===== RECORDED DATA =====

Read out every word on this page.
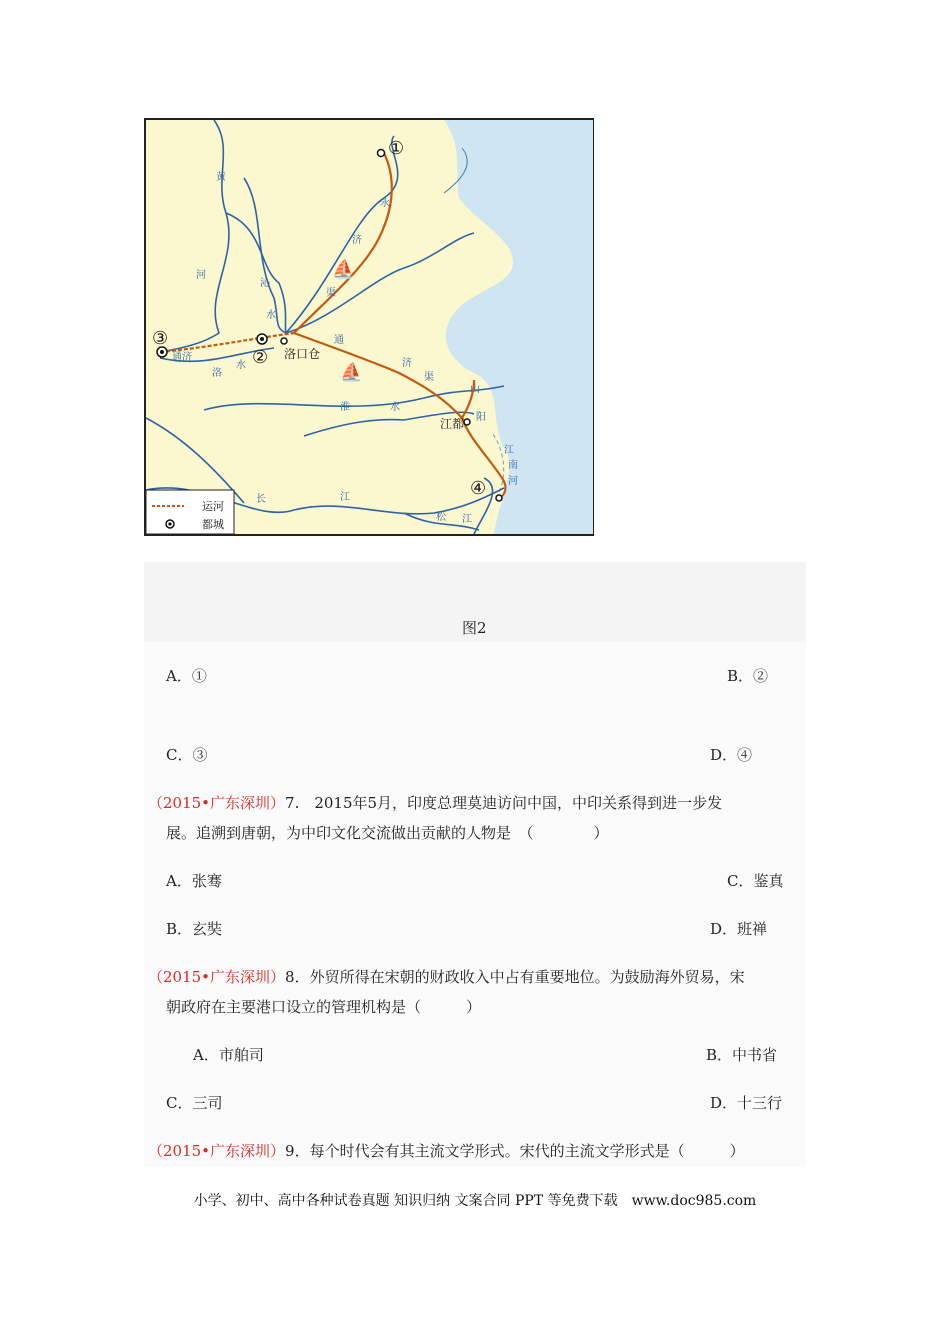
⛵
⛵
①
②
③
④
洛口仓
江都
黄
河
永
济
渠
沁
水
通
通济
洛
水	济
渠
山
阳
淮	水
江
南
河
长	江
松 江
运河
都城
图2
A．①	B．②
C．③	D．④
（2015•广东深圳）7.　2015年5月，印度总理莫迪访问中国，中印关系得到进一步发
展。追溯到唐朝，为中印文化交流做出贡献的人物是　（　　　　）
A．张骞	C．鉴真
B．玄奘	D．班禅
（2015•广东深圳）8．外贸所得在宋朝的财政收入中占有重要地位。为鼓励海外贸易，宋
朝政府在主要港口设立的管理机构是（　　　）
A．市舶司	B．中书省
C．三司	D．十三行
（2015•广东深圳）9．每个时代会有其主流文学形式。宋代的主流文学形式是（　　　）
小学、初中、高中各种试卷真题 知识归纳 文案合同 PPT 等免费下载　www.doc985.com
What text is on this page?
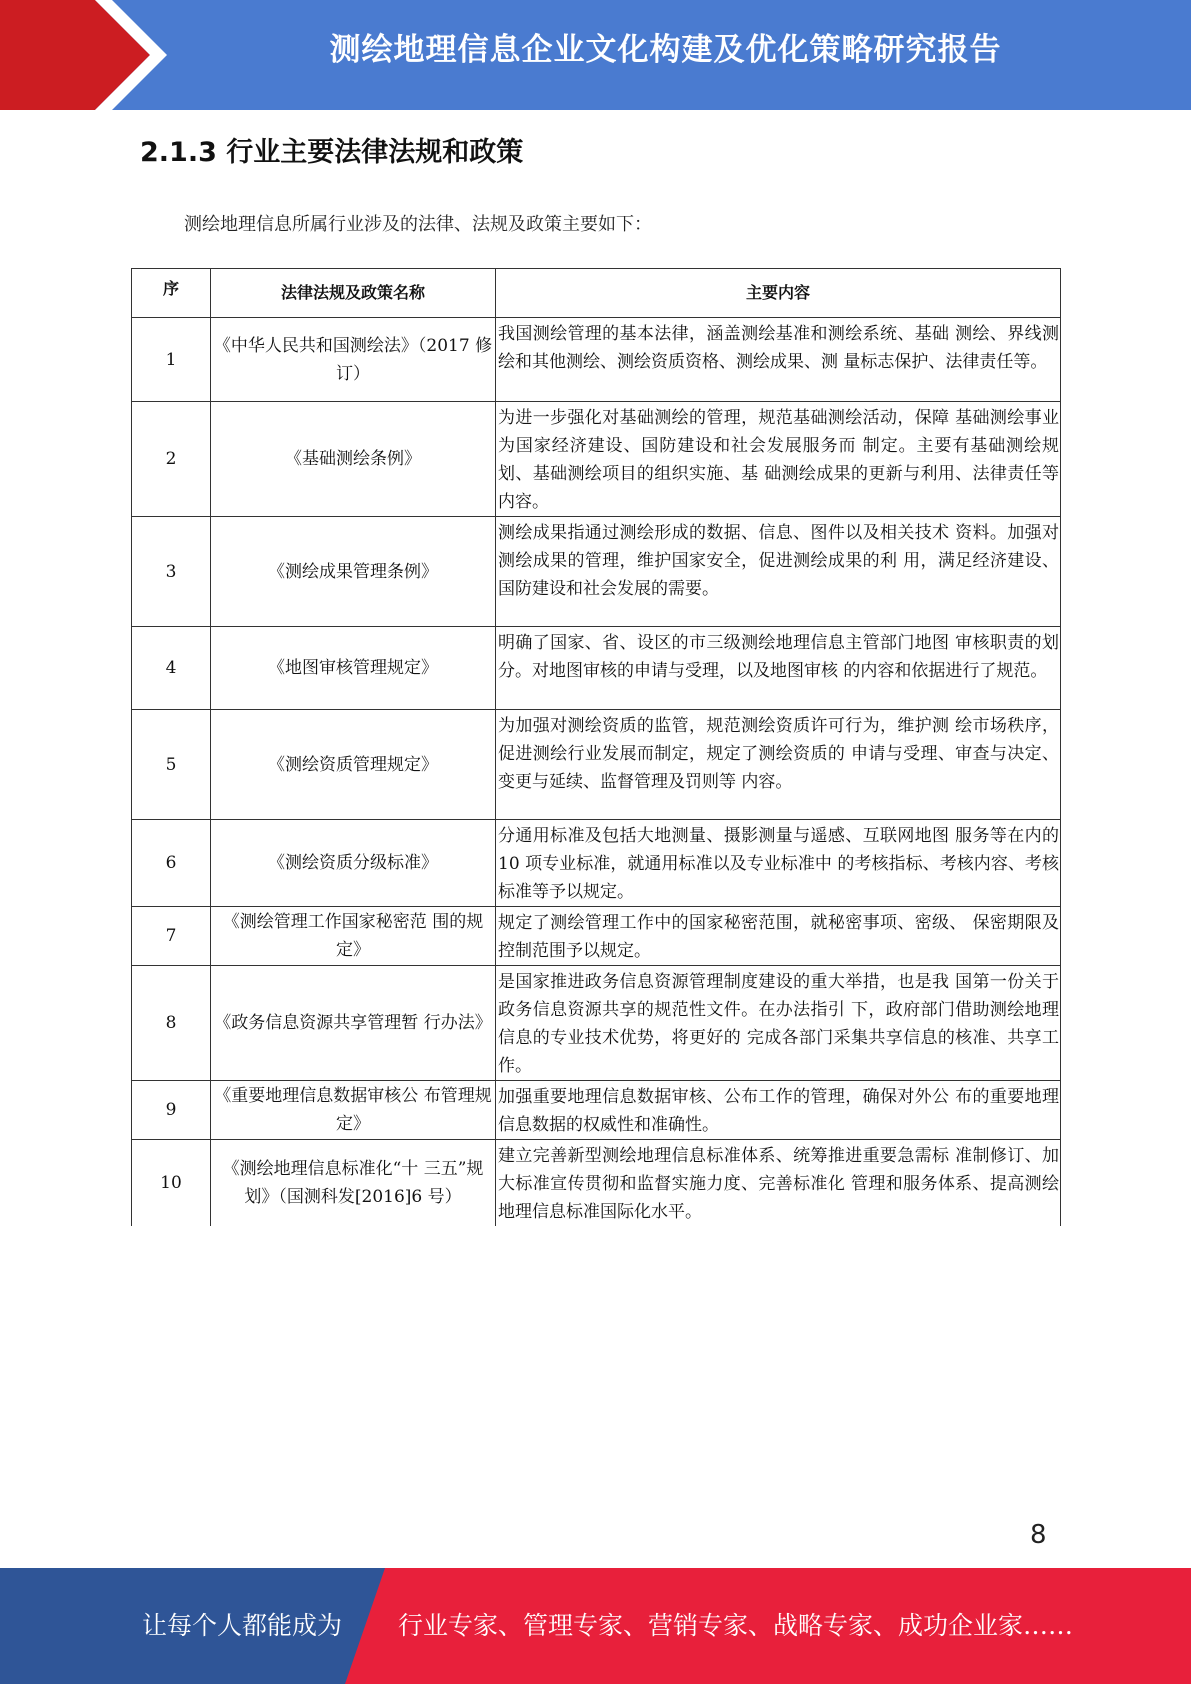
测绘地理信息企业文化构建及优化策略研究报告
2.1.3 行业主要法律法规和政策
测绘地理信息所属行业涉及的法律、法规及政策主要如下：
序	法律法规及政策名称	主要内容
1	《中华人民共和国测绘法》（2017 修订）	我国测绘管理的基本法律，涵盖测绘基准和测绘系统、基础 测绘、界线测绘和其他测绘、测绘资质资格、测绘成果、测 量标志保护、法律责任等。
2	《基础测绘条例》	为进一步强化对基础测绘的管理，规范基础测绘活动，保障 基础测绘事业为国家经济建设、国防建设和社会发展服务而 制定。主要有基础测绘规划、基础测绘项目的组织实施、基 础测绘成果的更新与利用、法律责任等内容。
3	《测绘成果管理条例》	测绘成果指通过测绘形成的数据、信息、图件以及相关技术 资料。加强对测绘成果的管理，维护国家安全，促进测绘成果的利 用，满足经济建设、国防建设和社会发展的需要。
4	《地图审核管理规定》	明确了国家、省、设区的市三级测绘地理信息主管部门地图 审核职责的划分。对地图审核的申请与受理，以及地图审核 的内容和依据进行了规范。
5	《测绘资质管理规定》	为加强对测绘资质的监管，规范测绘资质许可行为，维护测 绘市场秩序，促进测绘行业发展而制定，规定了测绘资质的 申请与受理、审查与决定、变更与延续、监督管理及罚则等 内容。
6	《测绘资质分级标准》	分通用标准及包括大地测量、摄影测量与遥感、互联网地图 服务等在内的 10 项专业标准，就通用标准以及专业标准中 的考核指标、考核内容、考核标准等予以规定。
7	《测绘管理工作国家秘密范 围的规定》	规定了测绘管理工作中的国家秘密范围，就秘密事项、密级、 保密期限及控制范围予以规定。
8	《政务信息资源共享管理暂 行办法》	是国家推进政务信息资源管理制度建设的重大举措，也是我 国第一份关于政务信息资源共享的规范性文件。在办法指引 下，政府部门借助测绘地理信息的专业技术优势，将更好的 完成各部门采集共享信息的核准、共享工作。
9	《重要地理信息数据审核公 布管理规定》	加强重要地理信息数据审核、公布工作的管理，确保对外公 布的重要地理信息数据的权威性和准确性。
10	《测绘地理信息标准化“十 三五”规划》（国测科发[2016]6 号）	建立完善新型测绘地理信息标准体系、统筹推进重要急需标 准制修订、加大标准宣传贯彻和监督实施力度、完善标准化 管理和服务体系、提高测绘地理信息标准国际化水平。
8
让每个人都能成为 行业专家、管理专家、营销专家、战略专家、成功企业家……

=====

WORK REQUIRED:
Quote each line of the listing exactly, but leave the pictures out.

COMPLETED EXERCISE:
Read out every word on this page.
⛵
⛵
①
②
③
④
洛口仓
江都
黄
河
永
济
渠
沁
水
通
通济
洛
水	济
渠
山
阳
淮	水
江
南
河
长	江
松 江
运河
都城
图2
A．①	B．②
C．③	D．④
（2015•广东深圳）7.　2015年5月，印度总理莫迪访问中国，中印关系得到进一步发
展。追溯到唐朝，为中印文化交流做出贡献的人物是　（　　　　）
A．张骞	C．鉴真
B．玄奘	D．班禅
（2015•广东深圳）8．外贸所得在宋朝的财政收入中占有重要地位。为鼓励海外贸易，宋
朝政府在主要港口设立的管理机构是（　　　）
A．市舶司	B．中书省
C．三司	D．十三行
（2015•广东深圳）9．每个时代会有其主流文学形式。宋代的主流文学形式是（　　　）
小学、初中、高中各种试卷真题 知识归纳 文案合同 PPT 等免费下载　www.doc985.com
What text is on this page?
测绘地理信息企业文化构建及优化策略研究报告
2.1.3 行业主要法律法规和政策
测绘地理信息所属行业涉及的法律、法规及政策主要如下：
序	法律法规及政策名称	主要内容
1	《中华人民共和国测绘法》（2017 修订）	我国测绘管理的基本法律，涵盖测绘基准和测绘系统、基础 测绘、界线测绘和其他测绘、测绘资质资格、测绘成果、测 量标志保护、法律责任等。
2	《基础测绘条例》	为进一步强化对基础测绘的管理，规范基础测绘活动，保障 基础测绘事业为国家经济建设、国防建设和社会发展服务而 制定。主要有基础测绘规划、基础测绘项目的组织实施、基 础测绘成果的更新与利用、法律责任等内容。
3	《测绘成果管理条例》	测绘成果指通过测绘形成的数据、信息、图件以及相关技术 资料。加强对测绘成果的管理，维护国家安全，促进测绘成果的利 用，满足经济建设、国防建设和社会发展的需要。
4	《地图审核管理规定》	明确了国家、省、设区的市三级测绘地理信息主管部门地图 审核职责的划分。对地图审核的申请与受理，以及地图审核 的内容和依据进行了规范。
5	《测绘资质管理规定》	为加强对测绘资质的监管，规范测绘资质许可行为，维护测 绘市场秩序，促进测绘行业发展而制定，规定了测绘资质的 申请与受理、审查与决定、变更与延续、监督管理及罚则等 内容。
6	《测绘资质分级标准》	分通用标准及包括大地测量、摄影测量与遥感、互联网地图 服务等在内的 10 项专业标准，就通用标准以及专业标准中 的考核指标、考核内容、考核标准等予以规定。
7	《测绘管理工作国家秘密范 围的规定》	规定了测绘管理工作中的国家秘密范围，就秘密事项、密级、 保密期限及控制范围予以规定。
8	《政务信息资源共享管理暂 行办法》	是国家推进政务信息资源管理制度建设的重大举措，也是我 国第一份关于政务信息资源共享的规范性文件。在办法指引 下，政府部门借助测绘地理信息的专业技术优势，将更好的 完成各部门采集共享信息的核准、共享工作。
9	《重要地理信息数据审核公 布管理规定》	加强重要地理信息数据审核、公布工作的管理，确保对外公 布的重要地理信息数据的权威性和准确性。
10	《测绘地理信息标准化“十 三五”规划》（国测科发[2016]6 号）	建立完善新型测绘地理信息标准体系、统筹推进重要急需标 准制修订、加大标准宣传贯彻和监督实施力度、完善标准化 管理和服务体系、提高测绘地理信息标准国际化水平。
8
让每个人都能成为 行业专家、管理专家、营销专家、战略专家、成功企业家……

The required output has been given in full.